**TASK DETAILS:**
Read the records and gather each line that includes "деревня".

**THE DATA:**
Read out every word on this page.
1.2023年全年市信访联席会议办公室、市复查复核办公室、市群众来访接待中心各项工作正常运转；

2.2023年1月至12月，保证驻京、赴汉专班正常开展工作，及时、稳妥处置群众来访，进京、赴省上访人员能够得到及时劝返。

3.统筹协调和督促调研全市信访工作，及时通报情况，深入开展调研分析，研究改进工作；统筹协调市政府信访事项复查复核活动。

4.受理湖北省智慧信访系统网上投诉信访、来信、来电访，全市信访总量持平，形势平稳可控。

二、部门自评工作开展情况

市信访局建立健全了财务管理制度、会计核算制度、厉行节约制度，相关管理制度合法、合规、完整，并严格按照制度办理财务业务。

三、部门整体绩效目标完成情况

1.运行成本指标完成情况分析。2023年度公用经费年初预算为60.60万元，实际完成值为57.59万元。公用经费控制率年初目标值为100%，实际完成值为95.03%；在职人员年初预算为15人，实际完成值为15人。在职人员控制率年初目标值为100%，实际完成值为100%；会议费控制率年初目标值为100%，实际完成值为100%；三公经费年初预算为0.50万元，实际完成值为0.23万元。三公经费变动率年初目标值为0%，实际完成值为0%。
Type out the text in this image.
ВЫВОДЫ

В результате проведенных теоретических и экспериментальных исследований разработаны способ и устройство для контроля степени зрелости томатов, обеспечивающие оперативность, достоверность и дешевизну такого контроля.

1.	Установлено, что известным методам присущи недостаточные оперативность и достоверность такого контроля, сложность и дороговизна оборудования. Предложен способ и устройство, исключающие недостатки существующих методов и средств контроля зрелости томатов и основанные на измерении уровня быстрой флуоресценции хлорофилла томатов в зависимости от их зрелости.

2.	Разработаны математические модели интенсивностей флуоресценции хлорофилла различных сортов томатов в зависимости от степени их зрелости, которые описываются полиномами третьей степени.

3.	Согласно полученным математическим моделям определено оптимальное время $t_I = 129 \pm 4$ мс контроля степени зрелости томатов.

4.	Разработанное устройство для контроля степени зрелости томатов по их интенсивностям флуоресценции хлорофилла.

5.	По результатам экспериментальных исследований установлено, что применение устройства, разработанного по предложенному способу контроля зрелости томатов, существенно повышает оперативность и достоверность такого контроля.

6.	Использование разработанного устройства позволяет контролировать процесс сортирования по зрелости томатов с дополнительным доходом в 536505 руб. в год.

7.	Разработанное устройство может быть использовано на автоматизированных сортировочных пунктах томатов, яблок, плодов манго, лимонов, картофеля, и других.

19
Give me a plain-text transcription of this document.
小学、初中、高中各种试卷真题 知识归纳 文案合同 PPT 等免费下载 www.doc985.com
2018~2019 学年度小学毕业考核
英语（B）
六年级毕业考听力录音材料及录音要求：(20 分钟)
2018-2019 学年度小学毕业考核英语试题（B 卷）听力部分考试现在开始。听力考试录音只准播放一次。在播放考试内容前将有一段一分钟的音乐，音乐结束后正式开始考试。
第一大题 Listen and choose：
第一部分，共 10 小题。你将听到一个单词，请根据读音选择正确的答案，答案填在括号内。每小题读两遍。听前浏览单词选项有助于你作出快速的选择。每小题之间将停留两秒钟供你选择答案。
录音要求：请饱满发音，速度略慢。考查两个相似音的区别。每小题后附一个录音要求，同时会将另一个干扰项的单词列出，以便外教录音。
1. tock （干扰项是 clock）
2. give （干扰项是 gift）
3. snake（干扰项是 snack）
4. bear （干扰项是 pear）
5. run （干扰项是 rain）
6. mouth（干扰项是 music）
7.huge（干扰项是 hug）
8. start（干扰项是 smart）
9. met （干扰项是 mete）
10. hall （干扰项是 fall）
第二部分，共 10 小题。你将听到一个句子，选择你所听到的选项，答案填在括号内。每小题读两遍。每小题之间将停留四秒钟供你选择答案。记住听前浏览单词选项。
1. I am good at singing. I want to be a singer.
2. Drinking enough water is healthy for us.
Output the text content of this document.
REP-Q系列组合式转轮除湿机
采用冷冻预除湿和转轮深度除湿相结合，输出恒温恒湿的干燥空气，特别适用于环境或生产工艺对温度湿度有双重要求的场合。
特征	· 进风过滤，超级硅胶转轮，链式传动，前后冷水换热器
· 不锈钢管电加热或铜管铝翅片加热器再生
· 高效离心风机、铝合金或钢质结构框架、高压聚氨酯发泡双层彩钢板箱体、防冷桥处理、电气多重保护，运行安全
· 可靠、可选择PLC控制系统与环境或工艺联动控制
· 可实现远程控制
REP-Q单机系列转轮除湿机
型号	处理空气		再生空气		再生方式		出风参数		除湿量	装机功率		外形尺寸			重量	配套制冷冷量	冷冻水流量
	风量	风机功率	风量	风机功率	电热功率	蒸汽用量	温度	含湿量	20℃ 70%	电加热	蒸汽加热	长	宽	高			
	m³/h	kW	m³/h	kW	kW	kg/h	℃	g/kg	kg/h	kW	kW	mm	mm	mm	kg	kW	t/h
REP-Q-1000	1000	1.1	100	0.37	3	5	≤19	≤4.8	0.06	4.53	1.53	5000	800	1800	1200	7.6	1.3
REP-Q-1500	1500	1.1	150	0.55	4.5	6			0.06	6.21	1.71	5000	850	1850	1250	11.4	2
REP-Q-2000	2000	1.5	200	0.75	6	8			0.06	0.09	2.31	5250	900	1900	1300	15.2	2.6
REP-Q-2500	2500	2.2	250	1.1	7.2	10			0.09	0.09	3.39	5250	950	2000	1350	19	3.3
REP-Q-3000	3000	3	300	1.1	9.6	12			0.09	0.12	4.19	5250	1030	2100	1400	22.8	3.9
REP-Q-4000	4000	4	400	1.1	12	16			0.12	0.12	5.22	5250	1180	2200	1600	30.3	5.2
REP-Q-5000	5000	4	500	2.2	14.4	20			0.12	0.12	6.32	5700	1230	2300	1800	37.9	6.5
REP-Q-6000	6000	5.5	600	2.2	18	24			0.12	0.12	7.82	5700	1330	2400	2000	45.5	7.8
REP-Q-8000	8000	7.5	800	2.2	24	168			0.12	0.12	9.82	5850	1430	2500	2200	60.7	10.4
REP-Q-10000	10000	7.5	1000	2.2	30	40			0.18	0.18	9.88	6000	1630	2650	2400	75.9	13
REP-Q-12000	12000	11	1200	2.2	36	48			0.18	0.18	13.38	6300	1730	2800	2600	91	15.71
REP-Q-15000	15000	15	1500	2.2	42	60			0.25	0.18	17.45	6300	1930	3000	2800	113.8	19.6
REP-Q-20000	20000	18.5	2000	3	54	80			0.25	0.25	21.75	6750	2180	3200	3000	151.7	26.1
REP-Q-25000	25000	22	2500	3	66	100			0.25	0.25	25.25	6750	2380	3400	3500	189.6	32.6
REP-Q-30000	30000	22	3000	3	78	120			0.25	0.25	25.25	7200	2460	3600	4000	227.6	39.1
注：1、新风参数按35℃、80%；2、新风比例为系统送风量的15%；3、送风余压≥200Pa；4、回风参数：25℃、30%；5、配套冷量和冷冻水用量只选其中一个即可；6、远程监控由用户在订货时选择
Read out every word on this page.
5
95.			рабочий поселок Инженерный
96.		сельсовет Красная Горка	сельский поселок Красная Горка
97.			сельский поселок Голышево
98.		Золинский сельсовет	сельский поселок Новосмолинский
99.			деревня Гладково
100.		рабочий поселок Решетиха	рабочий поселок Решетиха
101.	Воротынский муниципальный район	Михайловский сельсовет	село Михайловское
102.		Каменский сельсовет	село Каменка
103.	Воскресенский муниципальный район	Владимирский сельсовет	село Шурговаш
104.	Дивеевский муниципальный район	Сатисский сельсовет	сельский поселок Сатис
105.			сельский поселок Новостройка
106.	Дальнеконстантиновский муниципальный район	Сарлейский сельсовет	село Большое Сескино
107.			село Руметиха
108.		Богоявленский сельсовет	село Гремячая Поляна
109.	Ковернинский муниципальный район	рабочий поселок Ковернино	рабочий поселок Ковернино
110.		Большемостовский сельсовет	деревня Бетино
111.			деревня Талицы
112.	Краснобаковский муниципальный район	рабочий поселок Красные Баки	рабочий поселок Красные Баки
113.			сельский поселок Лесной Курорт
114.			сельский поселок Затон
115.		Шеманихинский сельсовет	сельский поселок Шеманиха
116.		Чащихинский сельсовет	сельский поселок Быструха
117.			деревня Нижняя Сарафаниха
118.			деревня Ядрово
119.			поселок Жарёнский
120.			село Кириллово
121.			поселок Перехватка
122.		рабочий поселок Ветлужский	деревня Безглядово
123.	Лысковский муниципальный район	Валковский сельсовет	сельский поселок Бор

**EXERCISE ANSWER:**
99.			деревня Гладково
110.		Большемостовский сельсовет	деревня Бетино
111.			деревня Талицы
117.			деревня Нижняя Сарафаниха
118.			деревня Ядрово
122.		рабочий поселок Ветлужский	деревня Безглядово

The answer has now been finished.